**Recorded information**.
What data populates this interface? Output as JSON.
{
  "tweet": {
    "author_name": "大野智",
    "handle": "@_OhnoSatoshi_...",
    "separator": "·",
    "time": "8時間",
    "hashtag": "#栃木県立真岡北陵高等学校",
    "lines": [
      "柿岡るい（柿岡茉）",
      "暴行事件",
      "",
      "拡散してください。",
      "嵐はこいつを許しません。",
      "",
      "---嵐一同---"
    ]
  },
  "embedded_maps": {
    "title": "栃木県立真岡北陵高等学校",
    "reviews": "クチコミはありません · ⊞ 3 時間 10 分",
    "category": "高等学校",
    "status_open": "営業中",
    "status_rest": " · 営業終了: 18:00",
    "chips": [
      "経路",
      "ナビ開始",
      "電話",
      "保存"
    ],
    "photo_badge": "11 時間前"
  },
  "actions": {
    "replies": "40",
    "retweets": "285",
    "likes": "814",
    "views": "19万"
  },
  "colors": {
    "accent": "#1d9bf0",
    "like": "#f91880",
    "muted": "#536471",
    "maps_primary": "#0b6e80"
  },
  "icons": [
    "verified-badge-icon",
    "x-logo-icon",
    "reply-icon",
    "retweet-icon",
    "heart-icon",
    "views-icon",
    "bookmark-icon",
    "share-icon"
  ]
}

**Exercise aim**. Please set down all the data word for word.

**The result**.
What data populates this interface? Output as JSON.
{
  "tweet": {
    "author_name": "大野智",
    "handle": "@_OhnoSatoshi_...",
    "separator": "·",
    "time": "8時間",
    "hashtag": "#栃木県立真岡北陵高等学校",
    "lines": [
      "柿岡るい（柿岡茉）",
      "暴行事件",
      "",
      "拡散してください。",
      "嵐はこいつを許しません。",
      "",
      "---嵐一同---"
    ]
  },
  "embedded_maps": {
    "title": "栃木県立真岡北陵高等学校",
    "reviews": "クチコミはありません · ⊞ 3 時間 10 分",
    "category": "高等学校",
    "status_open": "営業中",
    "status_rest": " · 営業終了: 18:00",
    "chips": [
      "経路",
      "ナビ開始",
      "電話",
      "保存"
    ],
    "photo_badge": "11 時間前"
  },
  "actions": {
    "replies": "40",
    "retweets": "285",
    "likes": "814",
    "views": "19万"
  },
  "colors": {
    "accent": "#1d9bf0",
    "like": "#f91880",
    "muted": "#536471",
    "maps_primary": "#0b6e80"
  },
  "icons": [
    "verified-badge-icon",
    "x-logo-icon",
    "reply-icon",
    "retweet-icon",
    "heart-icon",
    "views-icon",
    "bookmark-icon",
    "share-icon"
  ]
}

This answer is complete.